**Exercise task 1:** Render the rows, not the forum thread, as a Markdown table with the columns No. and Line. Start with the first line of the rows, go on through the line with "staticText: General management: [71, 337, 253, 359]", and leave out blank lines.

**Source text:**
━━━━━━

You have such a low understand, and unwillingness to actually learn properly or even to listen to advice, this is why people are telling you to leave phibs alone. As Sam also pointed out, the other herps that you say you kept weren't successful either, so using these as evidence that you are up to phibs is, to be blunt, having quite the opposite effect.

I for one am NOT willing to offer you further advice on how to keep ANY amphibian at all. 1) you wont listen anyway and 2) it will just encourage you.

As to the "I gave the whites back to the shop", yeah, but you need to realise that you can't 'rent' animals like this.

Martin, here is the best advice you are going to get on here, and in as friendly a tone as possible. You are nor ready to keep amphibians, and given your past history I would question that you are up to keeping herpetiles or exotics of any kind. Learn how to do your own research, learn how to listen to good advice and THEN you might be closer to been ready.

Ade


----------



## detail3r (Jul 13, 2010)

reptileman33 said:


> The whites tree frogs didnt die for gods sake!!!!!!! I gave um to the pet shop and he resold them basically becauseit was easier that way than it was to get a 13 yeqar old to come up on her own whilst it was dark nights!!!


How responsible of you...



reptileman33 said:


> Also so what if they need feeding once a day thats no problem


So you're willing to create fly cultures, isopod cultures and remember to rotate / destroy / restart old cultures? I doubt it.



reptileman33 said:


> even if I went to college (later this year to study the GNVQ in Animal Care)


Oh the irony - You studying animal care - you'd kill all the stock in 2 weeks flat.



reptileman33 said:


> to the person who said the viv is too wet for dart frogs??? Shouldnt the viv be at 80% humidity so to get the humidity that high its going to have to be pretty wet I shgould think so!!!!


That be me - if you're going to argue at least have the decency to quote me.

There's a difference between saturated substrate and air humidity. Ever studied biotope photos? They are not from a wet environment, just a stable humid one!!!!!!!!!1111111!!!!oneone!!!! (I can also do exclamation marks to make a point).



reptileman33 said:


> Also Id like to clear my name by saying NONE of the animals (bar the red eyed tree frogs but one had a prolapse which I have even spoken to the owner of dartfrog.co.uk and even he stated that theres too many reasons for it to have a prolapse that I cannot be blamed, considering it probably had it when it arrived)


So because you spoke to one vendor, probably giving him a one sided and vague description - suddenly it's not your fault? They're finicky frogs, you're a n00b, you provided the incorrect environment for them and one of them died, the other prolapsed (probably from stress) - the chances are it IS your fault, man up and accept it.



reptileman33 said:


> So all I was asking was is the viv setup as it is best for dart frogs or american green tree frogs so can you please answer that and not slate my animal keeping!!!!


It's ideal for neither. Oh and i'll slate you if it's necessary, especially when it comes to your bullish attitude and complete apathy when it comes to correct husbandry skills.

━━━━━━

**Stored rows:**
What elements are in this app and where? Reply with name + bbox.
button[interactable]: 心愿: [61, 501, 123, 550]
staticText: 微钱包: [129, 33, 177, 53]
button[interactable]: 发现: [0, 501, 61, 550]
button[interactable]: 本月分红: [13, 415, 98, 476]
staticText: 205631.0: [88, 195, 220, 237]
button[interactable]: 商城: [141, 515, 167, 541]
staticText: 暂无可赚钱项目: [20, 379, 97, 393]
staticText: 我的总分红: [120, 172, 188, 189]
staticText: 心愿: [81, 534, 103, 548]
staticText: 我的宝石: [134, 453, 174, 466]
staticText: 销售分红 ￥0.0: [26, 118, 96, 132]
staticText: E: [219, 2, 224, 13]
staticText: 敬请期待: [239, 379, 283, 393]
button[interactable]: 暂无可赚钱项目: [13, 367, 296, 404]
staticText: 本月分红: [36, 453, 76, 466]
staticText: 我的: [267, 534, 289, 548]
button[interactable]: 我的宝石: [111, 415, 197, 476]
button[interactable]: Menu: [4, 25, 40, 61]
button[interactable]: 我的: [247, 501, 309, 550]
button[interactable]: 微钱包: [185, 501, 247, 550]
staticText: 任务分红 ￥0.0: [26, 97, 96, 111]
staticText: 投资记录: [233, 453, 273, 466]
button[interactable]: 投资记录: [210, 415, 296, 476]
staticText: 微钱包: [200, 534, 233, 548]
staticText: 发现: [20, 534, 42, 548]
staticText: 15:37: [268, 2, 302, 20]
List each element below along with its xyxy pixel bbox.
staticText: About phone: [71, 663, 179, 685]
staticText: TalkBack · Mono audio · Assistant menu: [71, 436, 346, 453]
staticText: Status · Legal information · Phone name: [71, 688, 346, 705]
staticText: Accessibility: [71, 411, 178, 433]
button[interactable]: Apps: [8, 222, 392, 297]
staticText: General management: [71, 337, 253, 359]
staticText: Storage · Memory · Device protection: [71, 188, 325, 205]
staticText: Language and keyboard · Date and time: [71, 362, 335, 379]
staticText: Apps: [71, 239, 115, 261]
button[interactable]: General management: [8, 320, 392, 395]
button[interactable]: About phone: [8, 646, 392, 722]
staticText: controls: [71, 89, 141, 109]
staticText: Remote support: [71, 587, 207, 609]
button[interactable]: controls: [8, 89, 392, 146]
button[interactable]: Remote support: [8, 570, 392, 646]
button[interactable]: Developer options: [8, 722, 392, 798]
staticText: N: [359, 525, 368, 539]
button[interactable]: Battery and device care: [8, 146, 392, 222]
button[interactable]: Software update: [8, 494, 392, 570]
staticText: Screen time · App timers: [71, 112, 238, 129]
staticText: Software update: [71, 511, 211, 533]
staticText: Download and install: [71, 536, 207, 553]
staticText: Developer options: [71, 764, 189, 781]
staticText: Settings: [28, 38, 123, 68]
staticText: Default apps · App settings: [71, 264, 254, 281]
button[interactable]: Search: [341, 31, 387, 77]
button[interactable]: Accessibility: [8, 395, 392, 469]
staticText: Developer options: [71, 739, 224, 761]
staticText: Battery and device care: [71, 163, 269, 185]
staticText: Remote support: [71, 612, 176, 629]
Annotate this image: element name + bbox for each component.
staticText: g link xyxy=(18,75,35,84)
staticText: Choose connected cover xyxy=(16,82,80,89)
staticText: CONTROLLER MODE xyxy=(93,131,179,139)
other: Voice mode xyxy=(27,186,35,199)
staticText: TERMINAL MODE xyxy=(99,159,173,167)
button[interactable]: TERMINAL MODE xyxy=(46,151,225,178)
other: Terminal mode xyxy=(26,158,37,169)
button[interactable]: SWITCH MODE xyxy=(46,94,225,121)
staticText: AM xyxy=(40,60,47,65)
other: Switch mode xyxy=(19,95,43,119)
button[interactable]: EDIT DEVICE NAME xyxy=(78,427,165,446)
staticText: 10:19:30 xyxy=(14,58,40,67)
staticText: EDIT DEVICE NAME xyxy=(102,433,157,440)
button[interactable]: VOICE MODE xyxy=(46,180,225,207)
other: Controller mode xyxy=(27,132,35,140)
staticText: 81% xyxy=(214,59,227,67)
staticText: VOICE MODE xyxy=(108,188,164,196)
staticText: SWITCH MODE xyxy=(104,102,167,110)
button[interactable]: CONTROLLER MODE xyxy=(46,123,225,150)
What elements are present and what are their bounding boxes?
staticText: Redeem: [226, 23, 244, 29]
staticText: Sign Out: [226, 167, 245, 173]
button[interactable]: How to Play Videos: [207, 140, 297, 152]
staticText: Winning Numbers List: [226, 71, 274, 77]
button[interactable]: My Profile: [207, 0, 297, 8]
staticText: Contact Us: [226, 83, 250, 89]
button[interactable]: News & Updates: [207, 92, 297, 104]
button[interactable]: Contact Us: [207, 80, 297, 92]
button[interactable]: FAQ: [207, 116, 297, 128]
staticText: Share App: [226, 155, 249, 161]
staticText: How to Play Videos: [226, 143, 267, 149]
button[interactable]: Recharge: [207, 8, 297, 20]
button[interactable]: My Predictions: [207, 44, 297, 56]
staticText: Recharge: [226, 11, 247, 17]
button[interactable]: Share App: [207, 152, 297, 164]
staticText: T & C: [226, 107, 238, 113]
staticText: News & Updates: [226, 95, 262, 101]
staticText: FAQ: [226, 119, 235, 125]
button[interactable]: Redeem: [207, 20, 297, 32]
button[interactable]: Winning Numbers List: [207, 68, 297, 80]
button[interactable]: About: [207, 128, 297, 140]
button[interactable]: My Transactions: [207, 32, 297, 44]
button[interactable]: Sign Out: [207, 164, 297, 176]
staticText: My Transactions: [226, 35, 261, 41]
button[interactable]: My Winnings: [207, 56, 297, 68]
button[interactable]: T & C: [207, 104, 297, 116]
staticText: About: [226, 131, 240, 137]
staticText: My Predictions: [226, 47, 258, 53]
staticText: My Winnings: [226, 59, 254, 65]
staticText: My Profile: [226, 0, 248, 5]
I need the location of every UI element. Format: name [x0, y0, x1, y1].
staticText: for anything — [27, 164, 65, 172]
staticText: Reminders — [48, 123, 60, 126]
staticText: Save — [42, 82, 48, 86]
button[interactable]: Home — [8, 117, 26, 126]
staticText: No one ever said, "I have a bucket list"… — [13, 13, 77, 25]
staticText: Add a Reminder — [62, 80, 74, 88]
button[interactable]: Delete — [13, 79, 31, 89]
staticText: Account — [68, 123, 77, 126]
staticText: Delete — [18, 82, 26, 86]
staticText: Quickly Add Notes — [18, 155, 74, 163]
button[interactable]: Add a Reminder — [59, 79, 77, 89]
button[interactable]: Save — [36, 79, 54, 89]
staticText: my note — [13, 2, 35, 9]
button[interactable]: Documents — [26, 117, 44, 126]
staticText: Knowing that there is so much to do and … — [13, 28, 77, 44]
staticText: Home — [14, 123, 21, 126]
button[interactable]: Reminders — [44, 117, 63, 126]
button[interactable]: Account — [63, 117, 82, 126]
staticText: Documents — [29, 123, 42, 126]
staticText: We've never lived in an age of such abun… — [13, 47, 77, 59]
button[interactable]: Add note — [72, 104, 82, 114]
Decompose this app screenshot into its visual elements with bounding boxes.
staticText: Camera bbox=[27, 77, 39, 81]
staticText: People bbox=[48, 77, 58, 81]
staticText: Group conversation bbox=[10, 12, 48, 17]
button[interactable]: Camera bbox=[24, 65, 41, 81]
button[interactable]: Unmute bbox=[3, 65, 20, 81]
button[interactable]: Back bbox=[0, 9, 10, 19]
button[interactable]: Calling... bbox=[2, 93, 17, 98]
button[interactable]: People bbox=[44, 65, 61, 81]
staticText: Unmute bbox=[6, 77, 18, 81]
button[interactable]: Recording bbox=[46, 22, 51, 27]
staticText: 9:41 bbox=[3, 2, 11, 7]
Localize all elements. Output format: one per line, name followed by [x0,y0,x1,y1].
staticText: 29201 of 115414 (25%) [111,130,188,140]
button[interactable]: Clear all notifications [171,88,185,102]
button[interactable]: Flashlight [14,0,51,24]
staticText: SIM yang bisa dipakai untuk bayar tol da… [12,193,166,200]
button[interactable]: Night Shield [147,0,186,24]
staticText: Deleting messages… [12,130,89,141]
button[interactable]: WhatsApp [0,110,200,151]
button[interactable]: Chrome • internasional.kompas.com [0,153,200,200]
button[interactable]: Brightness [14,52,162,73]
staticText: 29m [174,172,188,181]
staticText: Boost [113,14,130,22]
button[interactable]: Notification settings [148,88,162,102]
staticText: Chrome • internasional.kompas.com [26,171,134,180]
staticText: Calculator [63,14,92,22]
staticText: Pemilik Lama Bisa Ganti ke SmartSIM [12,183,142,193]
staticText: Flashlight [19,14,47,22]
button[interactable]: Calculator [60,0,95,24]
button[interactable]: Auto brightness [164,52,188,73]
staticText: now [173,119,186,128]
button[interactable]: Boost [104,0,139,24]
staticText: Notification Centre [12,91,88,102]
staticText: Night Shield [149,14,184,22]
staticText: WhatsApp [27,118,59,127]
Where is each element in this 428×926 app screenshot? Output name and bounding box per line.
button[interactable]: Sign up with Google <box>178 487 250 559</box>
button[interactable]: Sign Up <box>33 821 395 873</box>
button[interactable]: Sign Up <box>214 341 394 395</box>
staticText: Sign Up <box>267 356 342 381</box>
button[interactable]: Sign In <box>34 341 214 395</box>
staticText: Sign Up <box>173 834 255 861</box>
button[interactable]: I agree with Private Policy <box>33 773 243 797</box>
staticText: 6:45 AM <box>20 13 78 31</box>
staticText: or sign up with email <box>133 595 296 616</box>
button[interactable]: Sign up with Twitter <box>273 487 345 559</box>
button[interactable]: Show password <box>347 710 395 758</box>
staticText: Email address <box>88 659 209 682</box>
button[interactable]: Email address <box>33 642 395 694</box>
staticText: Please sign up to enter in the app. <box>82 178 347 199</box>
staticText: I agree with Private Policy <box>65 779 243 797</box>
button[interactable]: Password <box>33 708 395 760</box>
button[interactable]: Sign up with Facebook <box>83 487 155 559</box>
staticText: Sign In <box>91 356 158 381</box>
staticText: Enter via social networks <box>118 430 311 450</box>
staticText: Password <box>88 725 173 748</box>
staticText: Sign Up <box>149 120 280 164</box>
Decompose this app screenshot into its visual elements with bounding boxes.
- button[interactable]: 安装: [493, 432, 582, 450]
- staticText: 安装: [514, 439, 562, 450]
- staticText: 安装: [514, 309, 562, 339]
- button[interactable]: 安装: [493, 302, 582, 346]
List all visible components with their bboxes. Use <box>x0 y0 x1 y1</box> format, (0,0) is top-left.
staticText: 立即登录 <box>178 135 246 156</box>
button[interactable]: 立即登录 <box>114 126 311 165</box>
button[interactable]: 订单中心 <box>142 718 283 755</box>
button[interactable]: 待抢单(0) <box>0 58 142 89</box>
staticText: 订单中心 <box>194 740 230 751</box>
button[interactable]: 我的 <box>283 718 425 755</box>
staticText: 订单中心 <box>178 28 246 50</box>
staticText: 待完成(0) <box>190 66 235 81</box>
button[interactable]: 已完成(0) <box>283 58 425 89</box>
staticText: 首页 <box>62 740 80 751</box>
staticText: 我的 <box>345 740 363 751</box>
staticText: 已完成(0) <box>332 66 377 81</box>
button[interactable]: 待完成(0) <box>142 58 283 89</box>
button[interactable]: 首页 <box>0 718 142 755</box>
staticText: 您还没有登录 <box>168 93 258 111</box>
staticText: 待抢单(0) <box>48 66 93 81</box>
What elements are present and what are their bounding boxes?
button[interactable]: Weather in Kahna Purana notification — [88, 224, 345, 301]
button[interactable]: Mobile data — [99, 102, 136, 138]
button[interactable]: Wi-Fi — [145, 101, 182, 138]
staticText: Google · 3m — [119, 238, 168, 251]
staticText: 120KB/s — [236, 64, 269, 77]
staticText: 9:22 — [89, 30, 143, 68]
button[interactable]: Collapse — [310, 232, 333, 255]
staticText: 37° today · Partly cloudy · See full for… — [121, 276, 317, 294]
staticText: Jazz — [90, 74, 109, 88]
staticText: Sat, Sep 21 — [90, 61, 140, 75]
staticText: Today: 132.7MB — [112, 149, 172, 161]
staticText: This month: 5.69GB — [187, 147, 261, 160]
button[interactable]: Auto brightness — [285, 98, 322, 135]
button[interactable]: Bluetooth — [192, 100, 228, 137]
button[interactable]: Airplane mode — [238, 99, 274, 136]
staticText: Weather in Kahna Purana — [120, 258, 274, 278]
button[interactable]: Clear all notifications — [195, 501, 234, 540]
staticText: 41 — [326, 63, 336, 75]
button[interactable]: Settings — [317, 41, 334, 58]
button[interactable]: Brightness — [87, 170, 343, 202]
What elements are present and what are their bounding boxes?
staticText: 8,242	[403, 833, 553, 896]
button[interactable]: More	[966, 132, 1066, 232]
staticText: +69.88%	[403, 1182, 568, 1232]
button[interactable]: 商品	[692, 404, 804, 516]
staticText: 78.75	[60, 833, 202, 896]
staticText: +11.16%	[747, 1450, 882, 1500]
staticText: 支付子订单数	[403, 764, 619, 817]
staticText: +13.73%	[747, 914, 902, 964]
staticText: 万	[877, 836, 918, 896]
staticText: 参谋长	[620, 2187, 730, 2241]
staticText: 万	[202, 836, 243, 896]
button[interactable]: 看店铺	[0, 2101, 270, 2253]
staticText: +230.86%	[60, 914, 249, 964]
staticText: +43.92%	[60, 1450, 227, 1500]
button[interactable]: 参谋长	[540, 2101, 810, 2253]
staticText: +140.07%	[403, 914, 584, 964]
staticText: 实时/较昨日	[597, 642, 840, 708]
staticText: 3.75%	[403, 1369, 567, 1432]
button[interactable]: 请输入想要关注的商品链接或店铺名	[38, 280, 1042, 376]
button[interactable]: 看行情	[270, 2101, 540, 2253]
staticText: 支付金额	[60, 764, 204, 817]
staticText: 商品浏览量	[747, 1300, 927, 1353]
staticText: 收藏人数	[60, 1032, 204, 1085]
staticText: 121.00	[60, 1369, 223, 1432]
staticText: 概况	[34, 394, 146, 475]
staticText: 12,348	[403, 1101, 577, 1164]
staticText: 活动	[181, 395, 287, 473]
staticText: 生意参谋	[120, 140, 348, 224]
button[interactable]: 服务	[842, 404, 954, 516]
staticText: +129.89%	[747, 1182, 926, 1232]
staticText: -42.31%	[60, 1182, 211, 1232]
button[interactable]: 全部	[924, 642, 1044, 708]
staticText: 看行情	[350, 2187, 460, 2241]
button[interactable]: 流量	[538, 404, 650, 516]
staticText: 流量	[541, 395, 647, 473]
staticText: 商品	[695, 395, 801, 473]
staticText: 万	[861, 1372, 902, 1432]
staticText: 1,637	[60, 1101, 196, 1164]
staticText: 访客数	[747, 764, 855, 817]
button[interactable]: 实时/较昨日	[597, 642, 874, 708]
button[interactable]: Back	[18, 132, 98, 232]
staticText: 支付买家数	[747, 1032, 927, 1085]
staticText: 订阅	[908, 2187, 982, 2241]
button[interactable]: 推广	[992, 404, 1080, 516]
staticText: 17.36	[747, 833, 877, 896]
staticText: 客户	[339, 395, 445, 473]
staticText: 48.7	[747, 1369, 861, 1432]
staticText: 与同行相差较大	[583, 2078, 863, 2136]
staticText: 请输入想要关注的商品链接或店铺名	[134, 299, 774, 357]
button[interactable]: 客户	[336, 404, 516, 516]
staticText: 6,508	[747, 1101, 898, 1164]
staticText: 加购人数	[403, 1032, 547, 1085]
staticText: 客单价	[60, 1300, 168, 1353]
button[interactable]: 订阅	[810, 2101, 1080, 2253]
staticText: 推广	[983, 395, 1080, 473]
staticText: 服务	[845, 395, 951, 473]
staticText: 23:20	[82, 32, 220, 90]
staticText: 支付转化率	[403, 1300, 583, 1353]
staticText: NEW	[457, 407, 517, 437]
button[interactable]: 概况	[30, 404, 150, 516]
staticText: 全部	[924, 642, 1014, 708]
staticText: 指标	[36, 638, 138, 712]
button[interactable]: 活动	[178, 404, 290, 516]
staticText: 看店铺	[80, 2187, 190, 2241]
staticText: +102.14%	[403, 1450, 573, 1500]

━━━━━━

**Exercise task 2:** According to the forum thread, what does reptileman33 plan to study at college later this year?

**Written response 1:**
| No. | Line |
|---|---|
| 1 | What elements are in this app and where? Reply with name + bbox. |
| 2 | button[interactable]: 心愿: [61, 501, 123, 550] |
| 3 | staticText: 微钱包: [129, 33, 177, 53] |
| 4 | button[interactable]: 发现: [0, 501, 61, 550] |
| 5 | button[interactable]: 本月分红: [13, 415, 98, 476] |
| 6 | staticText: 205631.0: [88, 195, 220, 237] |
| 7 | button[interactable]: 商城: [141, 515, 167, 541] |
| 8 | staticText: 暂无可赚钱项目: [20, 379, 97, 393] |
| 9 | staticText: 我的总分红: [120, 172, 188, 189] |
| 10 | staticText: 心愿: [81, 534, 103, 548] |
| 11 | staticText: 我的宝石: [134, 453, 174, 466] |
| 12 | staticText: 销售分红 ￥0.0: [26, 118, 96, 132] |
| 13 | staticText: E: [219, 2, 224, 13] |
| 14 | staticText: 敬请期待: [239, 379, 283, 393] |
| 15 | button[interactable]: 暂无可赚钱项目: [13, 367, 296, 404] |
| 16 | staticText: 本月分红: [36, 453, 76, 466] |
| 17 | staticText: 我的: [267, 534, 289, 548] |
| 18 | button[interactable]: 我的宝石: [111, 415, 197, 476] |
| 19 | button[interactable]: Menu: [4, 25, 40, 61] |
| 20 | button[interactable]: 我的: [247, 501, 309, 550] |
| 21 | button[interactable]: 微钱包: [185, 501, 247, 550] |
| 22 | staticText: 任务分红 ￥0.0: [26, 97, 96, 111] |
| 23 | staticText: 投资记录: [233, 453, 273, 466] |
| 24 | button[interactable]: 投资记录: [210, 415, 296, 476] |
| 25 | staticText: 微钱包: [200, 534, 233, 548] |
| 26 | staticText: 发现: [20, 534, 42, 548] |
| 27 | staticText: 15:37: [268, 2, 302, 20] |
| 28 | List each element below along with its xyxy pixel bbox. |
| 29 | staticText: About phone: [71, 663, 179, 685] |
| 30 | staticText: TalkBack · Mono audio · Assistant menu: [71, 436, 346, 453] |
| 31 | staticText: Status · Legal information · Phone name: [71, 688, 346, 705] |
| 32 | staticText: Accessibility: [71, 411, 178, 433] |
| 33 | button[interactable]: Apps: [8, 222, 392, 297] |
| 34 | staticText: General management: [71, 337, 253, 359] |

**Written response 2:** The GNVQ in Animal Care.